> _Short problem a_
From the page excerpt below, list every piece of hardware it names for fitting or securing the device.

> _Page excerpt_
____________

Nothing. Nothing that anyone was likely to notice anyway. A long discerning look in a mirror convinced me of. What might be noticed could easily pass for a respectable package—not a bad impression to create if I do say so. I was still wearing it when Goddess V arrived home, and even she noticed nothing. Okay then, at least I won’t be having people gawk at me every time I leave the house. I’d already completed one other test: peeing. I’d read that many men report they can still stand to pee while wearing this particular model. Count me among them.

Gentlemen, if you think your little guy plays turtle in cold water, wait until you try to coax him into a CB3K. I won’t bore you will all the details. Suffice to say that putting this bad boy on for the first time is a challenge, especially considering how one needs to choose among various sized rings and spacers and locking pins. So far the second to largest base ring seems to work well for me along with the second to largest spacer (don’t let anyone tell you it doesn’t take a big set of gonads to be a submissive man.) I might add that I made a point of sharing this with the Goddess V after her wise-crack about needing the smallest ring. The unit is reasonably well engineered and so all the pieces fit together effectively. I’m not what you would call endowed like a horse, but even so, I had to fall back to regroup a time or two, then try again armed with baby oil plus a fair amount of poking and prodding to finally get the monster (sounds way more impressive than turtle, don’t ya think?) into his cage.

I spend two consecutive nights out of town each week and Goddess V was insistent that I not leave home without it. So before going to bed the night before leaving town, she watched me put IT on. She agreed that since we are still in an experimental stage, she would secure it with one of the locking plastic tabs instead of the lock. After I was neatly locked away, she lay back on the bed grinning, with a look on her face that I can best describe as being one of utter glee. “I LIKE it,” she said, “wish I had known about this thing years ago.” She put her hand in my crotch and patted my secure genitals and added, “You’ll be okay, honey.” Then she kissed me good night and turned out the light.

____________

> _Excerpted data_
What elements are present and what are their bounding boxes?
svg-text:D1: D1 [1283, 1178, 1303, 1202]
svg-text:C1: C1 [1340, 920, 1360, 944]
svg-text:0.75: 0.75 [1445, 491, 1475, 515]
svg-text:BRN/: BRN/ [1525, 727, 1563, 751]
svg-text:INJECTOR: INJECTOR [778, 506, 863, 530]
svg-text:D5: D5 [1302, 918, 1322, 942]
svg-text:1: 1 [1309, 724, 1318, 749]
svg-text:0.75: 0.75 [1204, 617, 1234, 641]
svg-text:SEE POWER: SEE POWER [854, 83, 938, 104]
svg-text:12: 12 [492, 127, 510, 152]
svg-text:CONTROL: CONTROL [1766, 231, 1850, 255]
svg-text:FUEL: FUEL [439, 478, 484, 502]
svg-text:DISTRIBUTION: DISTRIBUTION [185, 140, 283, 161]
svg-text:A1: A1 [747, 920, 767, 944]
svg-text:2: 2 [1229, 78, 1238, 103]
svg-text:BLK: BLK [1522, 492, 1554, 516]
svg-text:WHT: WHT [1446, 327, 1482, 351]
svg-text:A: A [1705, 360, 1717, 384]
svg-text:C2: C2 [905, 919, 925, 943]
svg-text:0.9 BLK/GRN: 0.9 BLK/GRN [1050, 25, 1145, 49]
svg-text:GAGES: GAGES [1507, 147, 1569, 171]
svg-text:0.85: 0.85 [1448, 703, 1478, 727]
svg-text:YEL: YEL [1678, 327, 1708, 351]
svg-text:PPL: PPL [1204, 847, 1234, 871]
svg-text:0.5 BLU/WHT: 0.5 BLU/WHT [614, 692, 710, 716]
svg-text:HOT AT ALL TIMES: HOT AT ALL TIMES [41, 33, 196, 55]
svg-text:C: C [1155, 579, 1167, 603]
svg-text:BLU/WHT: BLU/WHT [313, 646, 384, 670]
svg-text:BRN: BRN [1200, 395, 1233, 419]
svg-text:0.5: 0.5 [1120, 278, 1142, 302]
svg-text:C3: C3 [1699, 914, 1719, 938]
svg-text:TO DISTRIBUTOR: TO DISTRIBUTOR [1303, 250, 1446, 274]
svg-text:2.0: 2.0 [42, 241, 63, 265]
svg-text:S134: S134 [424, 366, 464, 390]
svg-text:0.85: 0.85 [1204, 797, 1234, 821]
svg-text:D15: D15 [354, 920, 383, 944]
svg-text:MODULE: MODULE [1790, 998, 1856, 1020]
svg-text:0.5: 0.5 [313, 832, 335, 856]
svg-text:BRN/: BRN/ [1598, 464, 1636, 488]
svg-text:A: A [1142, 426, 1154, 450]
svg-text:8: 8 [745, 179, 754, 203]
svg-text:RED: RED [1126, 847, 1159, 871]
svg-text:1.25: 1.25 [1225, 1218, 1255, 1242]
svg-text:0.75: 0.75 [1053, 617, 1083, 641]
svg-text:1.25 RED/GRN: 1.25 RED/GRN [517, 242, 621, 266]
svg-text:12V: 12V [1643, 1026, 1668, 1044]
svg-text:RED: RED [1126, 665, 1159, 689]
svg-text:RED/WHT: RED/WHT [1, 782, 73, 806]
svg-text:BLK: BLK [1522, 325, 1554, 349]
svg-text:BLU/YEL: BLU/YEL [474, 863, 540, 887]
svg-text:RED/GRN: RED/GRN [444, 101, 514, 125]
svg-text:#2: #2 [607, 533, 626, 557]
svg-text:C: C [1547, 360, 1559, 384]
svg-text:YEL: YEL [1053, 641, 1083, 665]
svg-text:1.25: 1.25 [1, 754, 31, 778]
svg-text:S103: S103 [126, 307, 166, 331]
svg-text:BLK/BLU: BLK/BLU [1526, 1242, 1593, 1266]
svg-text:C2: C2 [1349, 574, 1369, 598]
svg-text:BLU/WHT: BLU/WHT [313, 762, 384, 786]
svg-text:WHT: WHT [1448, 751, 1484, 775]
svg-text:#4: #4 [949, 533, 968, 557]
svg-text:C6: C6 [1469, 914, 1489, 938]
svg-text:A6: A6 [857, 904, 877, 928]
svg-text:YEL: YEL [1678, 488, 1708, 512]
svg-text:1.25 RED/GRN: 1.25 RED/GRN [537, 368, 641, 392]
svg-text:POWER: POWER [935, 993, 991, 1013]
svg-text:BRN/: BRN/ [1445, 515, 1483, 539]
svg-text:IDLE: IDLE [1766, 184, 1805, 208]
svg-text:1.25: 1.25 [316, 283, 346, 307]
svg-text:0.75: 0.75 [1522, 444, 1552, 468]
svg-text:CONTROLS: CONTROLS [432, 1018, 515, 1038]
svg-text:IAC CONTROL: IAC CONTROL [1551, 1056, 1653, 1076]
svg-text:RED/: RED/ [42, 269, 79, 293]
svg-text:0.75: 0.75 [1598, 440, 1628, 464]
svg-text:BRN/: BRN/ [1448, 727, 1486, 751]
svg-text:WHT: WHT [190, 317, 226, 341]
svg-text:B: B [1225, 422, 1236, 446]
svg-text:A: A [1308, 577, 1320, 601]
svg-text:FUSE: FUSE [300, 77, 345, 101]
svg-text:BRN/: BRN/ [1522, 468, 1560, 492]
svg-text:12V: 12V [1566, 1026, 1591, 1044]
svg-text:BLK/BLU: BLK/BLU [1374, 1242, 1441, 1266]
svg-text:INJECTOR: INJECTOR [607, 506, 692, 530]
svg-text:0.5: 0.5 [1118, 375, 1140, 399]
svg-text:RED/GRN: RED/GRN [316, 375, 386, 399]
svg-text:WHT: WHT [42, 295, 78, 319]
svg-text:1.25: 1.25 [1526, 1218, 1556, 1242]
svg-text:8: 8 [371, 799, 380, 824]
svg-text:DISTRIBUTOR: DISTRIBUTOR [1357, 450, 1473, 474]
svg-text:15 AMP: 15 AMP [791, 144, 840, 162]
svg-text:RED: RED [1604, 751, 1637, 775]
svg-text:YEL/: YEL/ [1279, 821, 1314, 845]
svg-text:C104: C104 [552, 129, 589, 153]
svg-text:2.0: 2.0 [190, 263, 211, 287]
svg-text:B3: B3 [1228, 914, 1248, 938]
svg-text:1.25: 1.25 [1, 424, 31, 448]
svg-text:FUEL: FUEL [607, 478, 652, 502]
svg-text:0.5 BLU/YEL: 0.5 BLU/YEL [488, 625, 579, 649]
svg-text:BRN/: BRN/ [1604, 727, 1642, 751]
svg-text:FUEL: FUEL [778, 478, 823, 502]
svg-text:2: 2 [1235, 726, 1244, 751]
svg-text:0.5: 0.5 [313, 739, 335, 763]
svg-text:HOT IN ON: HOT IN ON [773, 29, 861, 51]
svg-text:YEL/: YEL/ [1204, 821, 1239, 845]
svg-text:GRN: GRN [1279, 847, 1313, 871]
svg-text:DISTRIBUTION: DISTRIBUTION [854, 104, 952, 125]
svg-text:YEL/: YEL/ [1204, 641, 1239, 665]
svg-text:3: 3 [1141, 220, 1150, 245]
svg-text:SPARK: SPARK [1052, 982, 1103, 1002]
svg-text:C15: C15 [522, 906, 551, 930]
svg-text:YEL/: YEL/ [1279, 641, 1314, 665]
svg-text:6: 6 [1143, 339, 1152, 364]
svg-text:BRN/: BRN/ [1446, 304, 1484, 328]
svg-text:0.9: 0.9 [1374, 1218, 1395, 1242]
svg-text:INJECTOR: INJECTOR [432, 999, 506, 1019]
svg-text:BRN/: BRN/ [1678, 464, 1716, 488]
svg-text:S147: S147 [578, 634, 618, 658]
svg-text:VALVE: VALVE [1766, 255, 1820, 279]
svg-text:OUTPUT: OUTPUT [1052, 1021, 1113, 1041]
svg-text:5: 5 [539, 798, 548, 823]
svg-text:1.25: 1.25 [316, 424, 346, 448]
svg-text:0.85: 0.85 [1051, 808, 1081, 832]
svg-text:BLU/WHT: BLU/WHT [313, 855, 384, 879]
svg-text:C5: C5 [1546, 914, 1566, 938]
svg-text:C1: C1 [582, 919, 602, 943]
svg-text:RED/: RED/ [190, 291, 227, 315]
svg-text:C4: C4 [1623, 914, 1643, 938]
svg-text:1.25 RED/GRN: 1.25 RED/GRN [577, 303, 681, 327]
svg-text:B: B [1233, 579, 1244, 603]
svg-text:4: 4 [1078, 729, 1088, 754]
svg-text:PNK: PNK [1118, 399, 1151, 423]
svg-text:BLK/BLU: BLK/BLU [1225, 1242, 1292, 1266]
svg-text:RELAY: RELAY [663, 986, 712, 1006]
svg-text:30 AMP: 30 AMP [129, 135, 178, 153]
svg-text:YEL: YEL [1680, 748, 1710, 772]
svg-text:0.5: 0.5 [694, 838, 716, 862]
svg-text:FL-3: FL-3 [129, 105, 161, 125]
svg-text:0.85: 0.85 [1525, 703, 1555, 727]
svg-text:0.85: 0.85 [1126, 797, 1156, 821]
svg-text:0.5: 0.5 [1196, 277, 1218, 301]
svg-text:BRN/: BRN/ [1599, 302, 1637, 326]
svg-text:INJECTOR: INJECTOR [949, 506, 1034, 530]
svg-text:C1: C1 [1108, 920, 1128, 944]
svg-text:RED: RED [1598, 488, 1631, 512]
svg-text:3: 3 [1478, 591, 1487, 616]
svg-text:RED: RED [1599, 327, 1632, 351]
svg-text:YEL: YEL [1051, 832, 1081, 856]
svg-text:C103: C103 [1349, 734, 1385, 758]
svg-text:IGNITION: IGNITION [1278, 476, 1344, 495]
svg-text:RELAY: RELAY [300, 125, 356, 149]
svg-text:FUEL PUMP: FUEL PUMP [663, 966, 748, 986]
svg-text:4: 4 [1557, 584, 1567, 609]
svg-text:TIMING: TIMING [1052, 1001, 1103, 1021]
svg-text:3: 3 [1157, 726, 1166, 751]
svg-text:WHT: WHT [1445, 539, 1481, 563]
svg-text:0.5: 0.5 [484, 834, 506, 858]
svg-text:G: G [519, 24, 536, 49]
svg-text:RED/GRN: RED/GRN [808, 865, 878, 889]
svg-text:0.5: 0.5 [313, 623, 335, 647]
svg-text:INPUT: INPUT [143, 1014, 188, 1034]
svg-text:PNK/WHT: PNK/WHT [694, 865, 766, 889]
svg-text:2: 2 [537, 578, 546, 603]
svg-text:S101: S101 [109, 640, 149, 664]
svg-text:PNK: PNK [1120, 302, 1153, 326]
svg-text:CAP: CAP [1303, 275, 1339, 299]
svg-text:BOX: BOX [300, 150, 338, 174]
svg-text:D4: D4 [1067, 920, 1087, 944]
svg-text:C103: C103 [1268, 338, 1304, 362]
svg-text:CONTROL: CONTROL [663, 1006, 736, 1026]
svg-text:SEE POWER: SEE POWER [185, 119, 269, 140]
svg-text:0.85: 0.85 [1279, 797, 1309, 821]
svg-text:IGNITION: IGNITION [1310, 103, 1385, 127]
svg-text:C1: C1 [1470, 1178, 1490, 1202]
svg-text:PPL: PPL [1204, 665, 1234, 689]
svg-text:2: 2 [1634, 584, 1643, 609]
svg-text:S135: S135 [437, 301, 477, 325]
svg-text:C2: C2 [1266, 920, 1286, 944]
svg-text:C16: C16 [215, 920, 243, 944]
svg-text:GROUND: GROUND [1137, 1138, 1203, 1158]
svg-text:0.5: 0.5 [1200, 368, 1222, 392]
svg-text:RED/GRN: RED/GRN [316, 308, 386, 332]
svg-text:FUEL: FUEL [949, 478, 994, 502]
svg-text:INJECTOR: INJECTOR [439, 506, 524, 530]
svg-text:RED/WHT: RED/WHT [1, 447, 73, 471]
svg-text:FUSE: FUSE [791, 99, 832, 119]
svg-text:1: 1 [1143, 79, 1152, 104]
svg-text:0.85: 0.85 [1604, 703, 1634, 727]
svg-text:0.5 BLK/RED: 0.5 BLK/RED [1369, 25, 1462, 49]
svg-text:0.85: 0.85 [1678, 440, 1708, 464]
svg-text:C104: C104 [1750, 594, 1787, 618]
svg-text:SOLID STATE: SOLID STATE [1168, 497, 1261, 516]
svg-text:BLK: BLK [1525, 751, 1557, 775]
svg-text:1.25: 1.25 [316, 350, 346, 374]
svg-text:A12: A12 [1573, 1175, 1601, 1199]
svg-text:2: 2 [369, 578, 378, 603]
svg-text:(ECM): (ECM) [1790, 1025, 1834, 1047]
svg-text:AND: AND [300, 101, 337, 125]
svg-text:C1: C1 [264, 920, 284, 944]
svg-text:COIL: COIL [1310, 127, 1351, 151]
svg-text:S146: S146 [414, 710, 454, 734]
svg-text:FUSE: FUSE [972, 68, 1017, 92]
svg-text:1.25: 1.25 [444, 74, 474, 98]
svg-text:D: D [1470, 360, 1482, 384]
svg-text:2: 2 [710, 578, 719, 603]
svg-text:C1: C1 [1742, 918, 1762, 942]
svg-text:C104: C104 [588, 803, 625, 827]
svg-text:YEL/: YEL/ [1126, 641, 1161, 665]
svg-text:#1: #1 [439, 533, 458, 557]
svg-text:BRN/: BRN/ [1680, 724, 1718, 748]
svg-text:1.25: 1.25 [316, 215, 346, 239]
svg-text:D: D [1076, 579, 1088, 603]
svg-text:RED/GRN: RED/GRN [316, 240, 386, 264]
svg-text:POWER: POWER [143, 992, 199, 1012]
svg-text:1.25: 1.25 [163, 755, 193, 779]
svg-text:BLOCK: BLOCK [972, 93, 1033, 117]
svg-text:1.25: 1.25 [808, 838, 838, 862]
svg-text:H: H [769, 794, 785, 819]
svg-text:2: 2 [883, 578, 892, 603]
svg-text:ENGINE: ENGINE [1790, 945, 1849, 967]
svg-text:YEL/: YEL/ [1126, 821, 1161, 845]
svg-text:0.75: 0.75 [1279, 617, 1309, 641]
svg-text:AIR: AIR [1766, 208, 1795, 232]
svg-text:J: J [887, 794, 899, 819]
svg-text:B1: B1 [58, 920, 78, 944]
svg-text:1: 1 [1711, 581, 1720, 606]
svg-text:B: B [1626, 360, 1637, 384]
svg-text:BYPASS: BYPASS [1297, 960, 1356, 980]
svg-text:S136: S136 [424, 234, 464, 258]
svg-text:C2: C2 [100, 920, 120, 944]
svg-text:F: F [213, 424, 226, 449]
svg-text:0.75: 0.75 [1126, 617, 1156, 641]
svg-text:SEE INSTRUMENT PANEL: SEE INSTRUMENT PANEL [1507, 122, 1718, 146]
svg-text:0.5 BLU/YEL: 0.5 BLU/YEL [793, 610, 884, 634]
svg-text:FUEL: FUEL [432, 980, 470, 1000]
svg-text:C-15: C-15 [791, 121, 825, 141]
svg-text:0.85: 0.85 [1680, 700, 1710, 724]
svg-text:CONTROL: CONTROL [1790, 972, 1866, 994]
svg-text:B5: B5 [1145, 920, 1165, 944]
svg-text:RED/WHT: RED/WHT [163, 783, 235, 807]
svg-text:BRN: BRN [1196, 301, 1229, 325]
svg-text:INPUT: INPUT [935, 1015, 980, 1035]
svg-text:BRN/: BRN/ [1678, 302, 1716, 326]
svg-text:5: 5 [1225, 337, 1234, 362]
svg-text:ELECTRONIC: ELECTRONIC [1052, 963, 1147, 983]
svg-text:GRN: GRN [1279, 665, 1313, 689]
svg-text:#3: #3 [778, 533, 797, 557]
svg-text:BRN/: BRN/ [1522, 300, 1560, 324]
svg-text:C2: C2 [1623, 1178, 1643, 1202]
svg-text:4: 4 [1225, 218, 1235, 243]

____________

> _Short problem b_
Set down the rows again, starting from the first row and stopping after the line that contains "svg-text:0.75: 0.75 [1204, 617, 1234, 641]".

> _Written answer a_
- Base rings
- Spacers
- Locking pins
- Locking plastic tabs
- The lock

> _Written answer b_
What elements are present and what are their bounding boxes?
svg-text:D1: D1 [1283, 1178, 1303, 1202]
svg-text:C1: C1 [1340, 920, 1360, 944]
svg-text:0.75: 0.75 [1445, 491, 1475, 515]
svg-text:BRN/: BRN/ [1525, 727, 1563, 751]
svg-text:INJECTOR: INJECTOR [778, 506, 863, 530]
svg-text:D5: D5 [1302, 918, 1322, 942]
svg-text:1: 1 [1309, 724, 1318, 749]
svg-text:0.75: 0.75 [1204, 617, 1234, 641]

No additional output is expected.